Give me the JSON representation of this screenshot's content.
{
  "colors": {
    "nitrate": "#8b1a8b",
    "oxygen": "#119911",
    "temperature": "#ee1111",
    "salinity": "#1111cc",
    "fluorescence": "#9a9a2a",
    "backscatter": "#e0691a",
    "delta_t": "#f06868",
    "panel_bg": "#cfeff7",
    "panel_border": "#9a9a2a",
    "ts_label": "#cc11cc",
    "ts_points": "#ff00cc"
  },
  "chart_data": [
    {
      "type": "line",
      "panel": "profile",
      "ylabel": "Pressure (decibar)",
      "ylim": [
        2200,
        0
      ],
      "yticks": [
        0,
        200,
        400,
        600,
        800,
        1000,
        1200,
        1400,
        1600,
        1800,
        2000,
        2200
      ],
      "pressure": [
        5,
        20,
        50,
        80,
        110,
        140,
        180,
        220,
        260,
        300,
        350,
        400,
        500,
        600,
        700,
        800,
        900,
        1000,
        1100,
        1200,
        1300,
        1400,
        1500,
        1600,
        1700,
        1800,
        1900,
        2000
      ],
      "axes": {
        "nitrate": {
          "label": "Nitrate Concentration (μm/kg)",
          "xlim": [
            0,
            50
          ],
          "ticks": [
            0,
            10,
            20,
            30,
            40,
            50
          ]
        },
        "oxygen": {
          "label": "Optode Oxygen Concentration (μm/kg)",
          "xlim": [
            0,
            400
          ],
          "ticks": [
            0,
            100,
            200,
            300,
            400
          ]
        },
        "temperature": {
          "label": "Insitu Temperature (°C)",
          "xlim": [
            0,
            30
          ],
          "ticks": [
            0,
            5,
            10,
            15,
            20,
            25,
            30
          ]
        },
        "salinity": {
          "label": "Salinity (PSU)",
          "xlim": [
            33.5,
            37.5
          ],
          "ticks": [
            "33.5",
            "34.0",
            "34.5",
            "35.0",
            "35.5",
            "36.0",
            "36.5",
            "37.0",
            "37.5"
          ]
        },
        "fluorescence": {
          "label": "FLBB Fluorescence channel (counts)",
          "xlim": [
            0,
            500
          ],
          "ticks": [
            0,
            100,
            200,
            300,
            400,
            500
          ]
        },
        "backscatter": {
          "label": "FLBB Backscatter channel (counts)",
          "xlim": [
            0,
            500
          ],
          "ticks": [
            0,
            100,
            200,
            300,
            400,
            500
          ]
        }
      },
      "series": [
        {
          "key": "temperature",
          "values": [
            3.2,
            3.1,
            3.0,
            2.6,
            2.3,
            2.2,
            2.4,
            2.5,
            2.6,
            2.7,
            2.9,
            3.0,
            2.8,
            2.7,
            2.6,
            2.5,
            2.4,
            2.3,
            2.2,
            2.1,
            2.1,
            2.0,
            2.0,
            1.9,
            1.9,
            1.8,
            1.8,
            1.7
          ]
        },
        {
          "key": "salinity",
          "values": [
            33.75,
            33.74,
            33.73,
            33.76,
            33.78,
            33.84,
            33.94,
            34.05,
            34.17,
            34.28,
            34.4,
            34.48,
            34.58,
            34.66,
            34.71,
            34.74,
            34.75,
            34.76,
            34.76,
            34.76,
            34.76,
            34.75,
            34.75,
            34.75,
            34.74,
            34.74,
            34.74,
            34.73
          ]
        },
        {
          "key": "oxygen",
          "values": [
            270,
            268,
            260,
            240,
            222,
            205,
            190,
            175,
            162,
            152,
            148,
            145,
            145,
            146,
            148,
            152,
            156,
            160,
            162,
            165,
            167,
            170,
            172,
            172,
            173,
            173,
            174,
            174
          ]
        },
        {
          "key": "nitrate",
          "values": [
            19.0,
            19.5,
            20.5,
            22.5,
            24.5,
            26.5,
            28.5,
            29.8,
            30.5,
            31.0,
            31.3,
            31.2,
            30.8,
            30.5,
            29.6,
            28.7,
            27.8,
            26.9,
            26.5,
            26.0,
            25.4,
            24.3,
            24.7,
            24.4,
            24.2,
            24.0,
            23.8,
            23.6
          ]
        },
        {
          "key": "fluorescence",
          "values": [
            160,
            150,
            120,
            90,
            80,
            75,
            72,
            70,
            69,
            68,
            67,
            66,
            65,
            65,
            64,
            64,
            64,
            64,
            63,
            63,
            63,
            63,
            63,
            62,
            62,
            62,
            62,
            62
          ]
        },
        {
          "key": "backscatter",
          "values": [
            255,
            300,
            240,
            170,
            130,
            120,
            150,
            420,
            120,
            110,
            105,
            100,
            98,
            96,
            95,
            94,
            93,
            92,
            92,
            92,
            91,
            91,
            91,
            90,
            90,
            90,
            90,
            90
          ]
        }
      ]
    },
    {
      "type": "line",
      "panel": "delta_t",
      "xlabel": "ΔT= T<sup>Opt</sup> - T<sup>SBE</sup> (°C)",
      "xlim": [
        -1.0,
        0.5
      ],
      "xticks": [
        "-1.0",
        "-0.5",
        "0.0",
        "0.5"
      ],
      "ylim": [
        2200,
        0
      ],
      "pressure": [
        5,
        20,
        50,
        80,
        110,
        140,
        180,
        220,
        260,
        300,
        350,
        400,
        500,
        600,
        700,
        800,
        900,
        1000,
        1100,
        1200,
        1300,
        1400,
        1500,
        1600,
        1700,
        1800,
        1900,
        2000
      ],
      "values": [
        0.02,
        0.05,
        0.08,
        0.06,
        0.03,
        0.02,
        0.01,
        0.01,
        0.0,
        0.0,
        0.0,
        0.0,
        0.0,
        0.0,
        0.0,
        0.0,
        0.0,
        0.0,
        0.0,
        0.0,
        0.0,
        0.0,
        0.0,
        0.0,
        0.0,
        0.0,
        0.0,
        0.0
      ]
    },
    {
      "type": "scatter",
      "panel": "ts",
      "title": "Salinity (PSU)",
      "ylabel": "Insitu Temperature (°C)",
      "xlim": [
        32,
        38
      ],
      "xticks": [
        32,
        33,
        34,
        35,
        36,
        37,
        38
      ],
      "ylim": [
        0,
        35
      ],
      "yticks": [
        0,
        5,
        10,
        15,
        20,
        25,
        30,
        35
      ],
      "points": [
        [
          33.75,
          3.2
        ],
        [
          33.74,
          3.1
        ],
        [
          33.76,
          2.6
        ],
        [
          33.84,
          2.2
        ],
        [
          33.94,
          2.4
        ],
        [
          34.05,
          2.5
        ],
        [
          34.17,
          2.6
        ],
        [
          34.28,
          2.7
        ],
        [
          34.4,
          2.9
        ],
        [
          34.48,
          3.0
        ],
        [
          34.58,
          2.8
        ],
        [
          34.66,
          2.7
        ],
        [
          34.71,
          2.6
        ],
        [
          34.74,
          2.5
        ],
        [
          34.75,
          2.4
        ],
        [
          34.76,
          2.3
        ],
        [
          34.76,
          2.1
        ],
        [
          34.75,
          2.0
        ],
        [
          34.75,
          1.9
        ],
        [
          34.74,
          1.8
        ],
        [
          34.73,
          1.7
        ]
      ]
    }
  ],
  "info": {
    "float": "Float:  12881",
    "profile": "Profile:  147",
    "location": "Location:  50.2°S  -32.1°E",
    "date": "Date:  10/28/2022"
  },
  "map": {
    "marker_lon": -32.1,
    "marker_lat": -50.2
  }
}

++++++++

What the task asks: Faithfully reproduce all of the records, character for character.

Task result:
Give me the JSON representation of this screenshot's content.
{
  "colors": {
    "nitrate": "#8b1a8b",
    "oxygen": "#119911",
    "temperature": "#ee1111",
    "salinity": "#1111cc",
    "fluorescence": "#9a9a2a",
    "backscatter": "#e0691a",
    "delta_t": "#f06868",
    "panel_bg": "#cfeff7",
    "panel_border": "#9a9a2a",
    "ts_label": "#cc11cc",
    "ts_points": "#ff00cc"
  },
  "chart_data": [
    {
      "type": "line",
      "panel": "profile",
      "ylabel": "Pressure (decibar)",
      "ylim": [
        2200,
        0
      ],
      "yticks": [
        0,
        200,
        400,
        600,
        800,
        1000,
        1200,
        1400,
        1600,
        1800,
        2000,
        2200
      ],
      "pressure": [
        5,
        20,
        50,
        80,
        110,
        140,
        180,
        220,
        260,
        300,
        350,
        400,
        500,
        600,
        700,
        800,
        900,
        1000,
        1100,
        1200,
        1300,
        1400,
        1500,
        1600,
        1700,
        1800,
        1900,
        2000
      ],
      "axes": {
        "nitrate": {
          "label": "Nitrate Concentration (μm/kg)",
          "xlim": [
            0,
            50
          ],
          "ticks": [
            0,
            10,
            20,
            30,
            40,
            50
          ]
        },
        "oxygen": {
          "label": "Optode Oxygen Concentration (μm/kg)",
          "xlim": [
            0,
            400
          ],
          "ticks": [
            0,
            100,
            200,
            300,
            400
          ]
        },
        "temperature": {
          "label": "Insitu Temperature (°C)",
          "xlim": [
            0,
            30
          ],
          "ticks": [
            0,
            5,
            10,
            15,
            20,
            25,
            30
          ]
        },
        "salinity": {
          "label": "Salinity (PSU)",
          "xlim": [
            33.5,
            37.5
          ],
          "ticks": [
            "33.5",
            "34.0",
            "34.5",
            "35.0",
            "35.5",
            "36.0",
            "36.5",
            "37.0",
            "37.5"
          ]
        },
        "fluorescence": {
          "label": "FLBB Fluorescence channel (counts)",
          "xlim": [
            0,
            500
          ],
          "ticks": [
            0,
            100,
            200,
            300,
            400,
            500
          ]
        },
        "backscatter": {
          "label": "FLBB Backscatter channel (counts)",
          "xlim": [
            0,
            500
          ],
          "ticks": [
            0,
            100,
            200,
            300,
            400,
            500
          ]
        }
      },
      "series": [
        {
          "key": "temperature",
          "values": [
            3.2,
            3.1,
            3.0,
            2.6,
            2.3,
            2.2,
            2.4,
            2.5,
            2.6,
            2.7,
            2.9,
            3.0,
            2.8,
            2.7,
            2.6,
            2.5,
            2.4,
            2.3,
            2.2,
            2.1,
            2.1,
            2.0,
            2.0,
            1.9,
            1.9,
            1.8,
            1.8,
            1.7
          ]
        },
        {
          "key": "salinity",
          "values": [
            33.75,
            33.74,
            33.73,
            33.76,
            33.78,
            33.84,
            33.94,
            34.05,
            34.17,
            34.28,
            34.4,
            34.48,
            34.58,
            34.66,
            34.71,
            34.74,
            34.75,
            34.76,
            34.76,
            34.76,
            34.76,
            34.75,
            34.75,
            34.75,
            34.74,
            34.74,
            34.74,
            34.73
          ]
        },
        {
          "key": "oxygen",
          "values": [
            270,
            268,
            260,
            240,
            222,
            205,
            190,
            175,
            162,
            152,
            148,
            145,
            145,
            146,
            148,
            152,
            156,
            160,
            162,
            165,
            167,
            170,
            172,
            172,
            173,
            173,
            174,
            174
          ]
        },
        {
          "key": "nitrate",
          "values": [
            19.0,
            19.5,
            20.5,
            22.5,
            24.5,
            26.5,
            28.5,
            29.8,
            30.5,
            31.0,
            31.3,
            31.2,
            30.8,
            30.5,
            29.6,
            28.7,
            27.8,
            26.9,
            26.5,
            26.0,
            25.4,
            24.3,
            24.7,
            24.4,
            24.2,
            24.0,
            23.8,
            23.6
          ]
        },
        {
          "key": "fluorescence",
          "values": [
            160,
            150,
            120,
            90,
            80,
            75,
            72,
            70,
            69,
            68,
            67,
            66,
            65,
            65,
            64,
            64,
            64,
            64,
            63,
            63,
            63,
            63,
            63,
            62,
            62,
            62,
            62,
            62
          ]
        },
        {
          "key": "backscatter",
          "values": [
            255,
            300,
            240,
            170,
            130,
            120,
            150,
            420,
            120,
            110,
            105,
            100,
            98,
            96,
            95,
            94,
            93,
            92,
            92,
            92,
            91,
            91,
            91,
            90,
            90,
            90,
            90,
            90
          ]
        }
      ]
    },
    {
      "type": "line",
      "panel": "delta_t",
      "xlabel": "ΔT= T<sup>Opt</sup> - T<sup>SBE</sup> (°C)",
      "xlim": [
        -1.0,
        0.5
      ],
      "xticks": [
        "-1.0",
        "-0.5",
        "0.0",
        "0.5"
      ],
      "ylim": [
        2200,
        0
      ],
      "pressure": [
        5,
        20,
        50,
        80,
        110,
        140,
        180,
        220,
        260,
        300,
        350,
        400,
        500,
        600,
        700,
        800,
        900,
        1000,
        1100,
        1200,
        1300,
        1400,
        1500,
        1600,
        1700,
        1800,
        1900,
        2000
      ],
      "values": [
        0.02,
        0.05,
        0.08,
        0.06,
        0.03,
        0.02,
        0.01,
        0.01,
        0.0,
        0.0,
        0.0,
        0.0,
        0.0,
        0.0,
        0.0,
        0.0,
        0.0,
        0.0,
        0.0,
        0.0,
        0.0,
        0.0,
        0.0,
        0.0,
        0.0,
        0.0,
        0.0,
        0.0
      ]
    },
    {
      "type": "scatter",
      "panel": "ts",
      "title": "Salinity (PSU)",
      "ylabel": "Insitu Temperature (°C)",
      "xlim": [
        32,
        38
      ],
      "xticks": [
        32,
        33,
        34,
        35,
        36,
        37,
        38
      ],
      "ylim": [
        0,
        35
      ],
      "yticks": [
        0,
        5,
        10,
        15,
        20,
        25,
        30,
        35
      ],
      "points": [
        [
          33.75,
          3.2
        ],
        [
          33.74,
          3.1
        ],
        [
          33.76,
          2.6
        ],
        [
          33.84,
          2.2
        ],
        [
          33.94,
          2.4
        ],
        [
          34.05,
          2.5
        ],
        [
          34.17,
          2.6
        ],
        [
          34.28,
          2.7
        ],
        [
          34.4,
          2.9
        ],
        [
          34.48,
          3.0
        ],
        [
          34.58,
          2.8
        ],
        [
          34.66,
          2.7
        ],
        [
          34.71,
          2.6
        ],
        [
          34.74,
          2.5
        ],
        [
          34.75,
          2.4
        ],
        [
          34.76,
          2.3
        ],
        [
          34.76,
          2.1
        ],
        [
          34.75,
          2.0
        ],
        [
          34.75,
          1.9
        ],
        [
          34.74,
          1.8
        ],
        [
          34.73,
          1.7
        ]
      ]
    }
  ],
  "info": {
    "float": "Float:  12881",
    "profile": "Profile:  147",
    "location": "Location:  50.2°S  -32.1°E",
    "date": "Date:  10/28/2022"
  },
  "map": {
    "marker_lon": -32.1,
    "marker_lat": -50.2
  }
}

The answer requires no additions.